PROBLEM TO WORK ON -> Reproduce all the lines exactly as they stand, apart from the pictures.

>> Begin GIVEN RECORDS

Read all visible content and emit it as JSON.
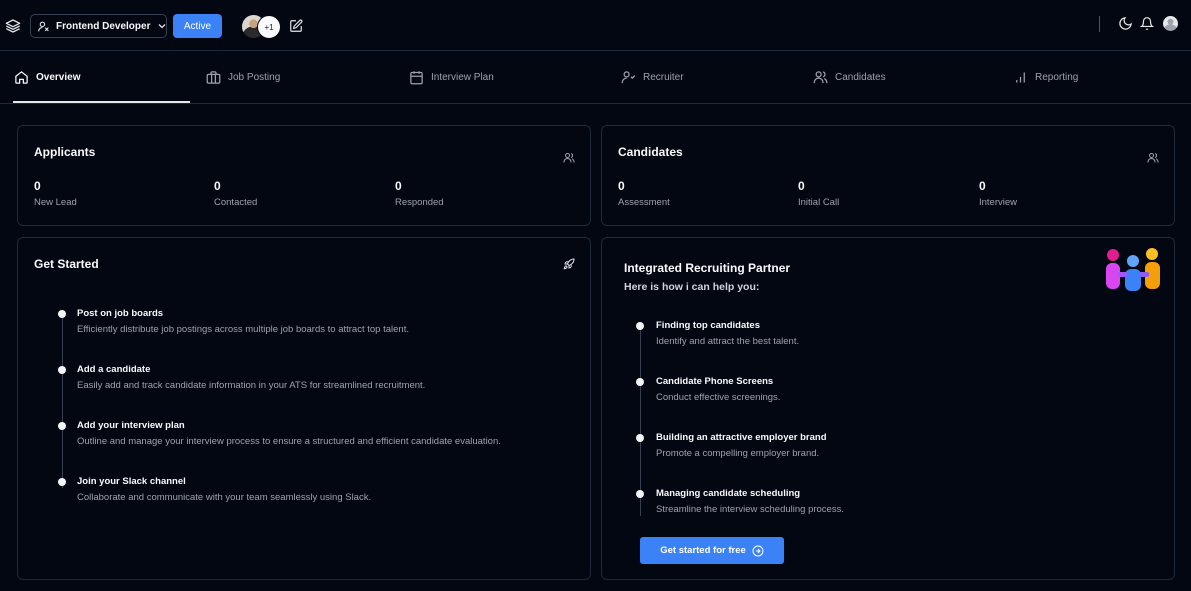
{
  "header": {
    "job_title": "Frontend Developer",
    "status": "Active",
    "more_members": "+1"
  },
  "tabs": [
    {
      "label": "Overview",
      "icon": "home-icon",
      "active": true
    },
    {
      "label": "Job Posting",
      "icon": "briefcase-icon"
    },
    {
      "label": "Interview Plan",
      "icon": "calendar-icon"
    },
    {
      "label": "Recruiter",
      "icon": "user-check-icon"
    },
    {
      "label": "Candidates",
      "icon": "users-icon"
    },
    {
      "label": "Reporting",
      "icon": "bar-chart-icon"
    }
  ],
  "applicants": {
    "title": "Applicants",
    "stats": [
      {
        "value": "0",
        "label": "New Lead"
      },
      {
        "value": "0",
        "label": "Contacted"
      },
      {
        "value": "0",
        "label": "Responded"
      }
    ]
  },
  "candidates": {
    "title": "Candidates",
    "stats": [
      {
        "value": "0",
        "label": "Assessment"
      },
      {
        "value": "0",
        "label": "Initial Call"
      },
      {
        "value": "0",
        "label": "Interview"
      }
    ]
  },
  "get_started": {
    "title": "Get Started",
    "steps": [
      {
        "title": "Post on job boards",
        "desc": "Efficiently distribute job postings across multiple job boards to attract top talent."
      },
      {
        "title": "Add a candidate",
        "desc": "Easily add and track candidate information in your ATS for streamlined recruitment."
      },
      {
        "title": "Add your interview plan",
        "desc": "Outline and manage your interview process to ensure a structured and efficient candidate evaluation."
      },
      {
        "title": "Join your Slack channel",
        "desc": "Collaborate and communicate with your team seamlessly using Slack."
      }
    ]
  },
  "partner": {
    "title": "Integrated Recruiting Partner",
    "subtitle": "Here is how i can help you:",
    "items": [
      {
        "title": "Finding top candidates",
        "desc": "Identify and attract the best talent."
      },
      {
        "title": "Candidate Phone Screens",
        "desc": "Conduct effective screenings."
      },
      {
        "title": "Building an attractive employer brand",
        "desc": "Promote a compelling employer brand."
      },
      {
        "title": "Managing candidate scheduling",
        "desc": "Streamline the interview scheduling process."
      }
    ],
    "cta": "Get started for free"
  },
  "colors": {
    "background": "#030712",
    "accent": "#3b82f6",
    "border": "#1f2937"
  }
}
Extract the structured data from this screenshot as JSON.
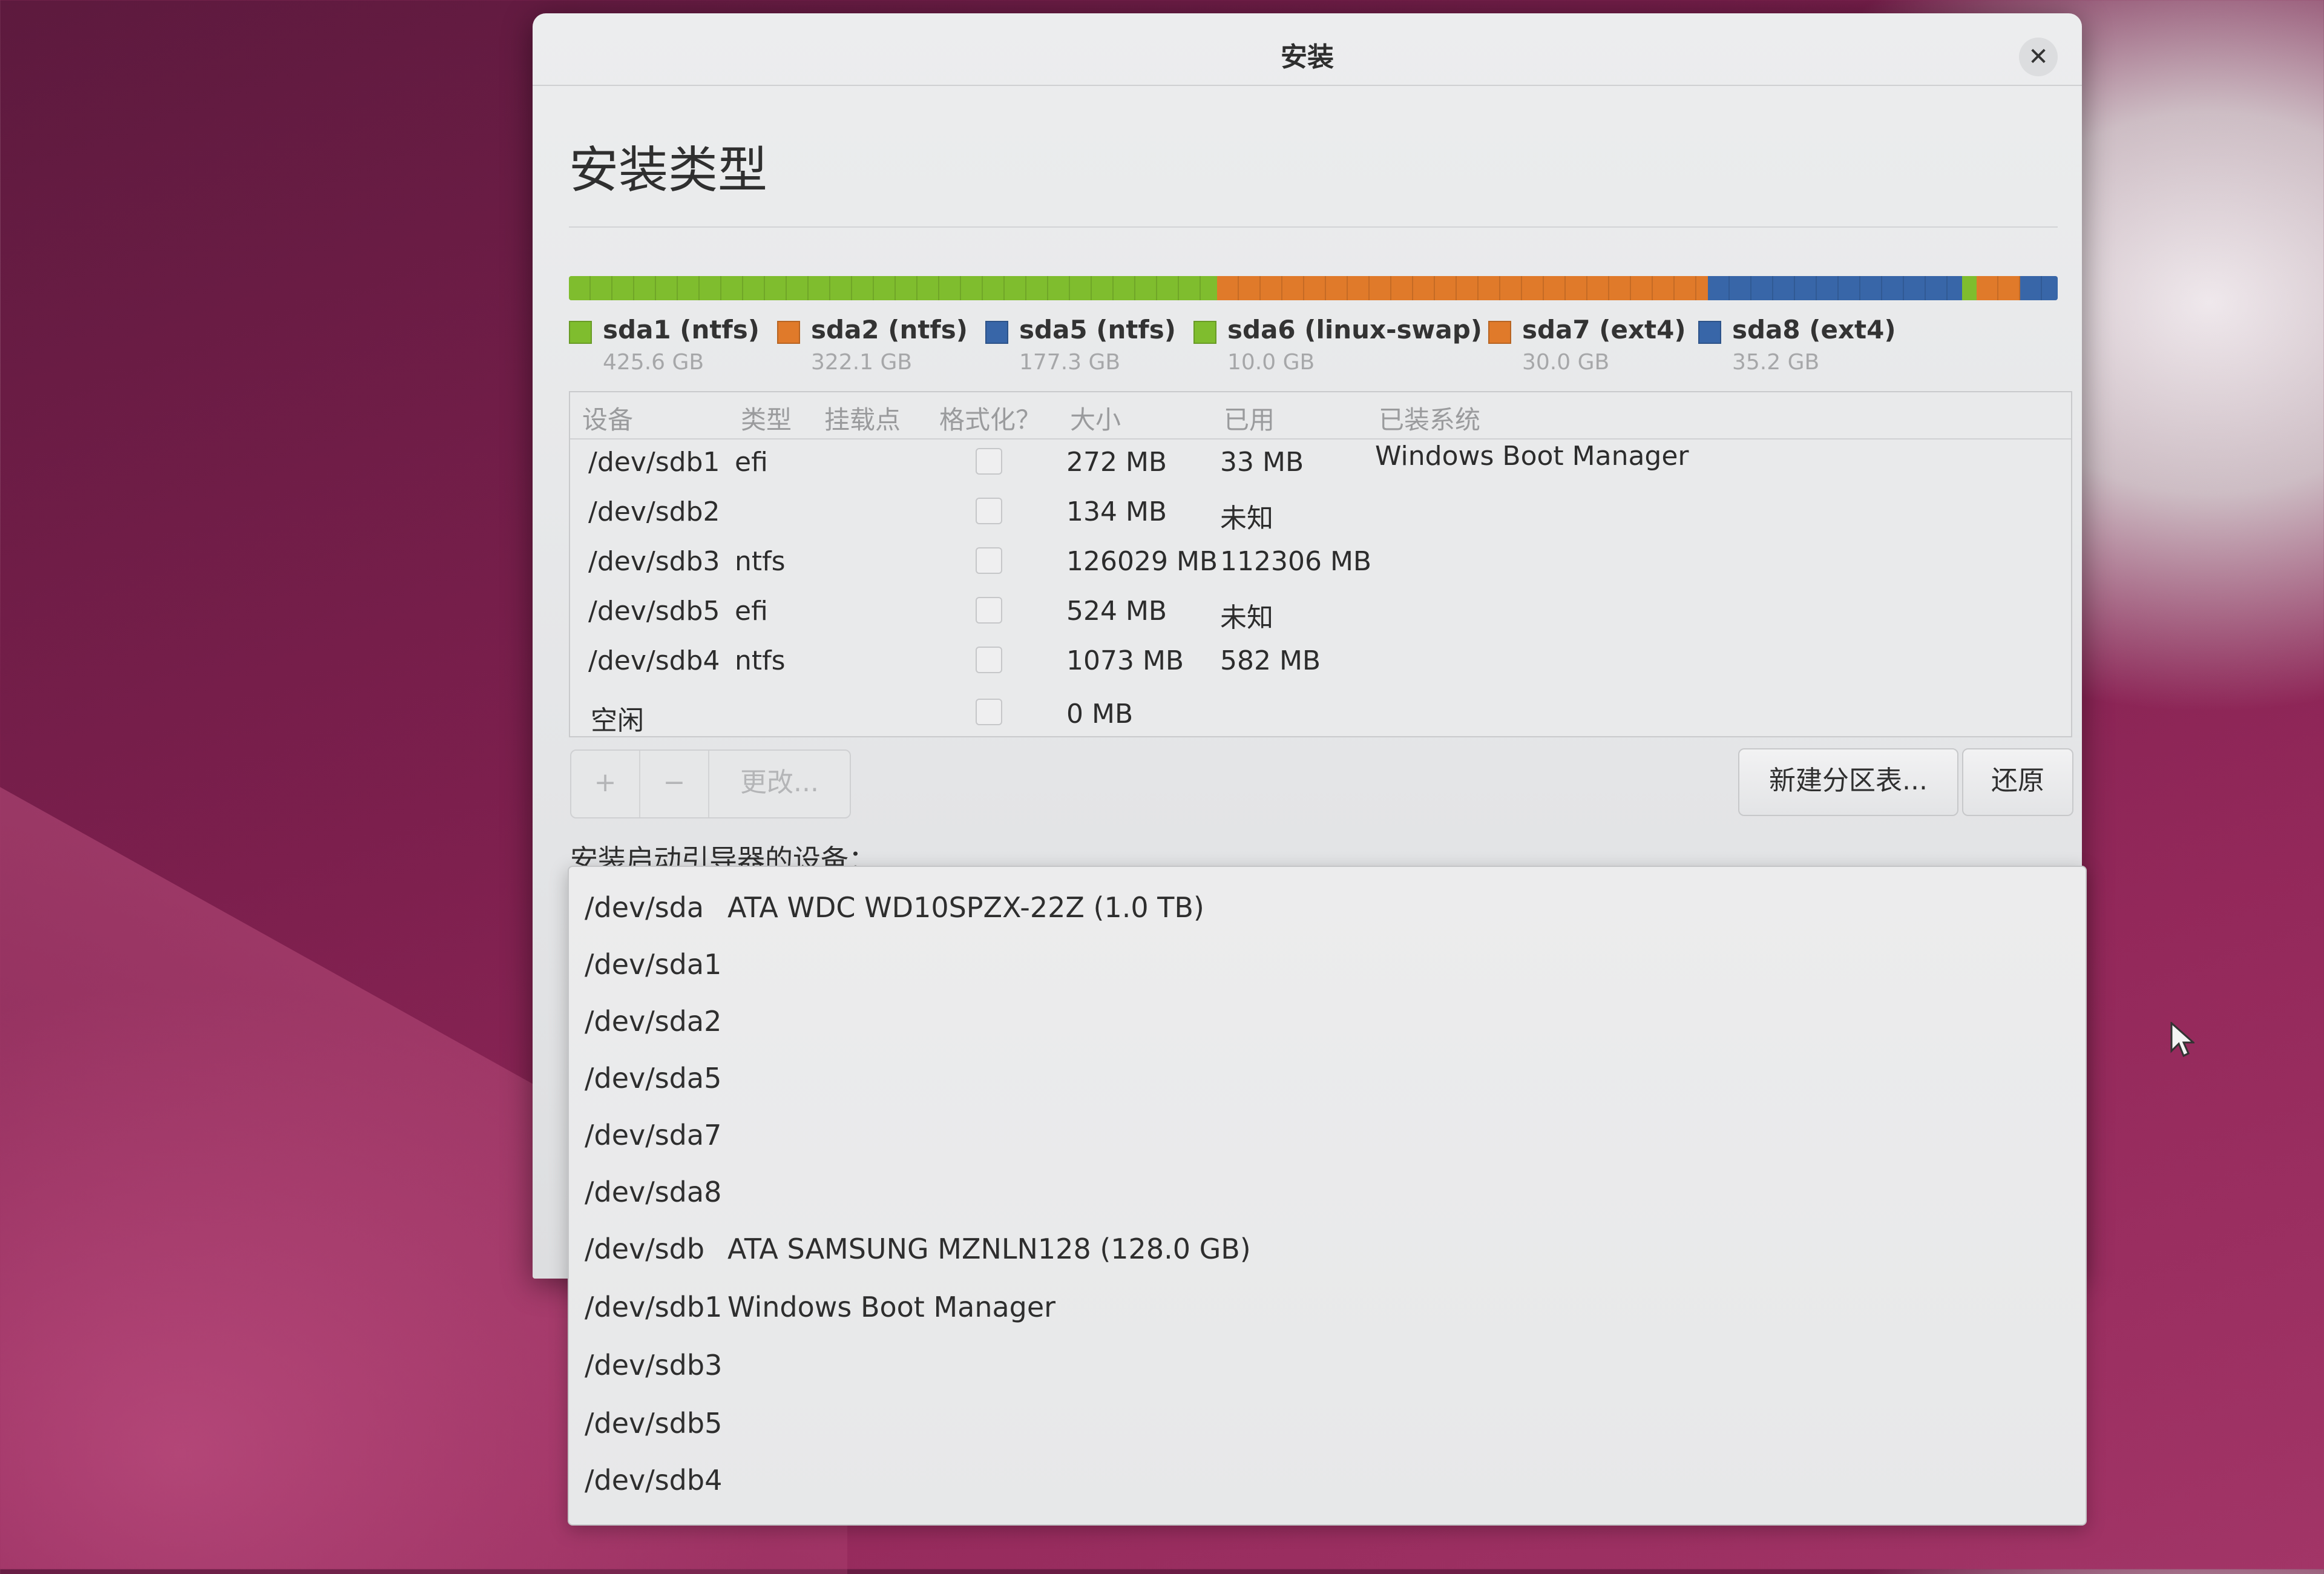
{
  "window": {
    "title": "安装",
    "close_icon": "close-icon"
  },
  "page_title": "安装类型",
  "partition_bar": [
    {
      "name": "sda1 (ntfs)",
      "size": "425.6 GB",
      "color": "#7fbd2e"
    },
    {
      "name": "sda2 (ntfs)",
      "size": "322.1 GB",
      "color": "#e07a2a"
    },
    {
      "name": "sda5 (ntfs)",
      "size": "177.3 GB",
      "color": "#3866a8"
    },
    {
      "name": "sda6 (linux-swap)",
      "size": "10.0 GB",
      "color": "#7fbd2e"
    },
    {
      "name": "sda7 (ext4)",
      "size": "30.0 GB",
      "color": "#e07a2a"
    },
    {
      "name": "sda8 (ext4)",
      "size": "35.2 GB",
      "color": "#3866a8"
    }
  ],
  "table": {
    "headers": {
      "device": "设备",
      "type": "类型",
      "mount": "挂载点",
      "format": "格式化？",
      "size": "大小",
      "used": "已用",
      "system": "已装系统"
    },
    "rows": [
      {
        "device": "/dev/sdb1",
        "type": "efi",
        "mount": "",
        "size": "272 MB",
        "used": "33 MB",
        "system": "Windows Boot Manager"
      },
      {
        "device": "/dev/sdb2",
        "type": "",
        "mount": "",
        "size": "134 MB",
        "used": "未知",
        "system": ""
      },
      {
        "device": "/dev/sdb3",
        "type": "ntfs",
        "mount": "",
        "size": "126029 MB",
        "used": "112306 MB",
        "system": ""
      },
      {
        "device": "/dev/sdb5",
        "type": "efi",
        "mount": "",
        "size": "524 MB",
        "used": "未知",
        "system": ""
      },
      {
        "device": "/dev/sdb4",
        "type": "ntfs",
        "mount": "",
        "size": "1073 MB",
        "used": "582 MB",
        "system": ""
      },
      {
        "device": "空闲",
        "type": "",
        "mount": "",
        "size": "0 MB",
        "used": "",
        "system": ""
      }
    ]
  },
  "toolbar": {
    "add_label": "+",
    "remove_label": "−",
    "change_label": "更改...",
    "new_table_label": "新建分区表...",
    "revert_label": "还原"
  },
  "bootloader": {
    "label": "安装启动引导器的设备：",
    "devices": [
      {
        "device": "/dev/sda",
        "desc": "ATA WDC WD10SPZX-22Z (1.0 TB)"
      },
      {
        "device": "/dev/sda1",
        "desc": ""
      },
      {
        "device": "/dev/sda2",
        "desc": ""
      },
      {
        "device": "/dev/sda5",
        "desc": ""
      },
      {
        "device": "/dev/sda7",
        "desc": ""
      },
      {
        "device": "/dev/sda8",
        "desc": ""
      },
      {
        "device": "/dev/sdb",
        "desc": "ATA SAMSUNG MZNLN128 (128.0 GB)"
      },
      {
        "device": "/dev/sdb1",
        "desc": "Windows Boot Manager"
      },
      {
        "device": "/dev/sdb3",
        "desc": ""
      },
      {
        "device": "/dev/sdb5",
        "desc": ""
      },
      {
        "device": "/dev/sdb4",
        "desc": ""
      }
    ]
  },
  "pointer_icon": "mouse-pointer-icon"
}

>> End GIVEN RECORDS

RESPONSE ->
Read all visible content and emit it as JSON.
{
  "header": {
    "job_title": "Frontend Developer",
    "status": "Active",
    "more_members": "+1"
  },
  "tabs": [
    {
      "label": "Overview",
      "icon": "home-icon",
      "active": true
    },
    {
      "label": "Job Posting",
      "icon": "briefcase-icon"
    },
    {
      "label": "Interview Plan",
      "icon": "calendar-icon"
    },
    {
      "label": "Recruiter",
      "icon": "user-check-icon"
    },
    {
      "label": "Candidates",
      "icon": "users-icon"
    },
    {
      "label": "Reporting",
      "icon": "bar-chart-icon"
    }
  ],
  "applicants": {
    "title": "Applicants",
    "stats": [
      {
        "value": "0",
        "label": "New Lead"
      },
      {
        "value": "0",
        "label": "Contacted"
      },
      {
        "value": "0",
        "label": "Responded"
      }
    ]
  },
  "candidates": {
    "title": "Candidates",
    "stats": [
      {
        "value": "0",
        "label": "Assessment"
      },
      {
        "value": "0",
        "label": "Initial Call"
      },
      {
        "value": "0",
        "label": "Interview"
      }
    ]
  },
  "get_started": {
    "title": "Get Started",
    "steps": [
      {
        "title": "Post on job boards",
        "desc": "Efficiently distribute job postings across multiple job boards to attract top talent."
      },
      {
        "title": "Add a candidate",
        "desc": "Easily add and track candidate information in your ATS for streamlined recruitment."
      },
      {
        "title": "Add your interview plan",
        "desc": "Outline and manage your interview process to ensure a structured and efficient candidate evaluation."
      },
      {
        "title": "Join your Slack channel",
        "desc": "Collaborate and communicate with your team seamlessly using Slack."
      }
    ]
  },
  "partner": {
    "title": "Integrated Recruiting Partner",
    "subtitle": "Here is how i can help you:",
    "items": [
      {
        "title": "Finding top candidates",
        "desc": "Identify and attract the best talent."
      },
      {
        "title": "Candidate Phone Screens",
        "desc": "Conduct effective screenings."
      },
      {
        "title": "Building an attractive employer brand",
        "desc": "Promote a compelling employer brand."
      },
      {
        "title": "Managing candidate scheduling",
        "desc": "Streamline the interview scheduling process."
      }
    ],
    "cta": "Get started for free"
  },
  "colors": {
    "background": "#030712",
    "accent": "#3b82f6",
    "border": "#1f2937"
  }
}
Extract the structured data from this screenshot as JSON.
{
  "window": {
    "title": "安装",
    "close_icon": "close-icon"
  },
  "page_title": "安装类型",
  "partition_bar": [
    {
      "name": "sda1 (ntfs)",
      "size": "425.6 GB",
      "color": "#7fbd2e"
    },
    {
      "name": "sda2 (ntfs)",
      "size": "322.1 GB",
      "color": "#e07a2a"
    },
    {
      "name": "sda5 (ntfs)",
      "size": "177.3 GB",
      "color": "#3866a8"
    },
    {
      "name": "sda6 (linux-swap)",
      "size": "10.0 GB",
      "color": "#7fbd2e"
    },
    {
      "name": "sda7 (ext4)",
      "size": "30.0 GB",
      "color": "#e07a2a"
    },
    {
      "name": "sda8 (ext4)",
      "size": "35.2 GB",
      "color": "#3866a8"
    }
  ],
  "table": {
    "headers": {
      "device": "设备",
      "type": "类型",
      "mount": "挂载点",
      "format": "格式化？",
      "size": "大小",
      "used": "已用",
      "system": "已装系统"
    },
    "rows": [
      {
        "device": "/dev/sdb1",
        "type": "efi",
        "mount": "",
        "size": "272 MB",
        "used": "33 MB",
        "system": "Windows Boot Manager"
      },
      {
        "device": "/dev/sdb2",
        "type": "",
        "mount": "",
        "size": "134 MB",
        "used": "未知",
        "system": ""
      },
      {
        "device": "/dev/sdb3",
        "type": "ntfs",
        "mount": "",
        "size": "126029 MB",
        "used": "112306 MB",
        "system": ""
      },
      {
        "device": "/dev/sdb5",
        "type": "efi",
        "mount": "",
        "size": "524 MB",
        "used": "未知",
        "system": ""
      },
      {
        "device": "/dev/sdb4",
        "type": "ntfs",
        "mount": "",
        "size": "1073 MB",
        "used": "582 MB",
        "system": ""
      },
      {
        "device": "空闲",
        "type": "",
        "mount": "",
        "size": "0 MB",
        "used": "",
        "system": ""
      }
    ]
  },
  "toolbar": {
    "add_label": "+",
    "remove_label": "−",
    "change_label": "更改...",
    "new_table_label": "新建分区表...",
    "revert_label": "还原"
  },
  "bootloader": {
    "label": "安装启动引导器的设备：",
    "devices": [
      {
        "device": "/dev/sda",
        "desc": "ATA WDC WD10SPZX-22Z (1.0 TB)"
      },
      {
        "device": "/dev/sda1",
        "desc": ""
      },
      {
        "device": "/dev/sda2",
        "desc": ""
      },
      {
        "device": "/dev/sda5",
        "desc": ""
      },
      {
        "device": "/dev/sda7",
        "desc": ""
      },
      {
        "device": "/dev/sda8",
        "desc": ""
      },
      {
        "device": "/dev/sdb",
        "desc": "ATA SAMSUNG MZNLN128 (128.0 GB)"
      },
      {
        "device": "/dev/sdb1",
        "desc": "Windows Boot Manager"
      },
      {
        "device": "/dev/sdb3",
        "desc": ""
      },
      {
        "device": "/dev/sdb5",
        "desc": ""
      },
      {
        "device": "/dev/sdb4",
        "desc": ""
      }
    ]
  },
  "pointer_icon": "mouse-pointer-icon"
}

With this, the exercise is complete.